» **Stated task**
Of the lines listed below, how many contain the string "title"? Answer with the number alone.

## start Supplied records

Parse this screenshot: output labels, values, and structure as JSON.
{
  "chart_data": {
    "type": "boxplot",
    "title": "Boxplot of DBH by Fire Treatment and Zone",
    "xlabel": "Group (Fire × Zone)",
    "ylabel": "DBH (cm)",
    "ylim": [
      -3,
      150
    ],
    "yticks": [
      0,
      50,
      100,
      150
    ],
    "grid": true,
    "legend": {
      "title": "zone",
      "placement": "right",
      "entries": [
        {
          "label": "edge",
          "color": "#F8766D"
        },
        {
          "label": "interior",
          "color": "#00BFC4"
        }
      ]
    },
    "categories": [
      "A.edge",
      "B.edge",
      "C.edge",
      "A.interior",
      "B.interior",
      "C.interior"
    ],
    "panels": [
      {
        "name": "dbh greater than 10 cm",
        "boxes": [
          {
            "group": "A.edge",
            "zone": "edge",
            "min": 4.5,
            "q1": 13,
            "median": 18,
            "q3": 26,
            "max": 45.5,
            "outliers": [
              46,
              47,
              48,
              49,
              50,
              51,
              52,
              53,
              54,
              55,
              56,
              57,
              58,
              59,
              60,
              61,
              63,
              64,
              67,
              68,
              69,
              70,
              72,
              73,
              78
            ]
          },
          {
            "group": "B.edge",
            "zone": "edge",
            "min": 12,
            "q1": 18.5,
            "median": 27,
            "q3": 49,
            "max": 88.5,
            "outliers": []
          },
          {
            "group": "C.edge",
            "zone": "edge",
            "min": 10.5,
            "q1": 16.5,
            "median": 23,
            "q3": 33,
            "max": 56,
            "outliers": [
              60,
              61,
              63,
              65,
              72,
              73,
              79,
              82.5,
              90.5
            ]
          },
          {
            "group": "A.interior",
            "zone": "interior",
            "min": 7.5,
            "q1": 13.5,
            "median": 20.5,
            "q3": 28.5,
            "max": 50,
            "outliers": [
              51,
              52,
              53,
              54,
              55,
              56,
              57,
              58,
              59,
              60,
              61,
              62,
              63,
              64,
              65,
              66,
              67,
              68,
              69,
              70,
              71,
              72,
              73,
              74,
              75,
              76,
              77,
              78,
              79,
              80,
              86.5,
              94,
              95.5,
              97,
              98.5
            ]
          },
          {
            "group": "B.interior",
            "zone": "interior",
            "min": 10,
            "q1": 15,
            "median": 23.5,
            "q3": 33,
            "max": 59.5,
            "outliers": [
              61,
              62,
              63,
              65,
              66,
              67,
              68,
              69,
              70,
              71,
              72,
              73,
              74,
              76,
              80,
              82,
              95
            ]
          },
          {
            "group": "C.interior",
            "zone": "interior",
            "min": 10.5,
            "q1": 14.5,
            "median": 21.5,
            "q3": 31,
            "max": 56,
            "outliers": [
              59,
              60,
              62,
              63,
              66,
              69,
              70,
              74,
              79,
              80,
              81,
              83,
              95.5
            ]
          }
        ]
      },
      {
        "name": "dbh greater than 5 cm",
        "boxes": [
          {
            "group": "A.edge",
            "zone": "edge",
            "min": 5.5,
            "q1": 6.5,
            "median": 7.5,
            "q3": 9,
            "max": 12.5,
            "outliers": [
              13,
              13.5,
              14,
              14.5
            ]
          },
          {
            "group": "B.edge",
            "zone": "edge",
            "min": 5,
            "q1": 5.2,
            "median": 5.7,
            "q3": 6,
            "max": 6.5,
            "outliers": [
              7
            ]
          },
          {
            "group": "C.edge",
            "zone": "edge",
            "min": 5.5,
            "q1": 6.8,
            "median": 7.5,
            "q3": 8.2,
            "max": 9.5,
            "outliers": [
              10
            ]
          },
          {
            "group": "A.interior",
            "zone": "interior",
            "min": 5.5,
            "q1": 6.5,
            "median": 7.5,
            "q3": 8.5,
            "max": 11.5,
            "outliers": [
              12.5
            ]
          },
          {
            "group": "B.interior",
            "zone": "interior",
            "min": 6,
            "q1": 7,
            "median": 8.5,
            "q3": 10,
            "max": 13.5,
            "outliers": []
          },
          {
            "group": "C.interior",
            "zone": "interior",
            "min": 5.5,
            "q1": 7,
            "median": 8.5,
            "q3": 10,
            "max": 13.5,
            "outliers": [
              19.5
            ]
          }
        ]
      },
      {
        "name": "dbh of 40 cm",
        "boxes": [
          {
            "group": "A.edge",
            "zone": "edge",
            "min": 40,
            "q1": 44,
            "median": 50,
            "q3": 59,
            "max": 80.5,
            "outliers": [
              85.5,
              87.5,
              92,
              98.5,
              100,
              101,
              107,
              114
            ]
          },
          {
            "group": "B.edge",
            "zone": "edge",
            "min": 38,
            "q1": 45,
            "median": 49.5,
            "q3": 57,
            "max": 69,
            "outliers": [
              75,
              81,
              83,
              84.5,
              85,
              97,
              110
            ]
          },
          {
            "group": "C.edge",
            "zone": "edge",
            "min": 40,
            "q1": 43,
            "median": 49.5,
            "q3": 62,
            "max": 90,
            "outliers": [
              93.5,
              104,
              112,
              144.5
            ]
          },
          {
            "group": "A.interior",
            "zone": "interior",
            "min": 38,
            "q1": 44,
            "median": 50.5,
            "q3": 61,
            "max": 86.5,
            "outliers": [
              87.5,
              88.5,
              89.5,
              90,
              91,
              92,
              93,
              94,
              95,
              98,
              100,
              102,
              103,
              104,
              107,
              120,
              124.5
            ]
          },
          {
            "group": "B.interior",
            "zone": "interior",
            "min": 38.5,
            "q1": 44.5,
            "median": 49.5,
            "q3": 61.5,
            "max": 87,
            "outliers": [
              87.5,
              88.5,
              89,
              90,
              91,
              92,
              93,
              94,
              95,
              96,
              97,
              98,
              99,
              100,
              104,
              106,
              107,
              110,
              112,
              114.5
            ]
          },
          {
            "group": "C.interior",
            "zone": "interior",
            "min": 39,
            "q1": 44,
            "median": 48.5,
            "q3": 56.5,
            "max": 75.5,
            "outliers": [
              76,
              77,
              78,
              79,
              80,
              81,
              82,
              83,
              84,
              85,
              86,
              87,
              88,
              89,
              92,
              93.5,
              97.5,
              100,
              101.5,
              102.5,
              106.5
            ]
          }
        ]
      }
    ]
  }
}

## end Supplied records

» **Expected output**
2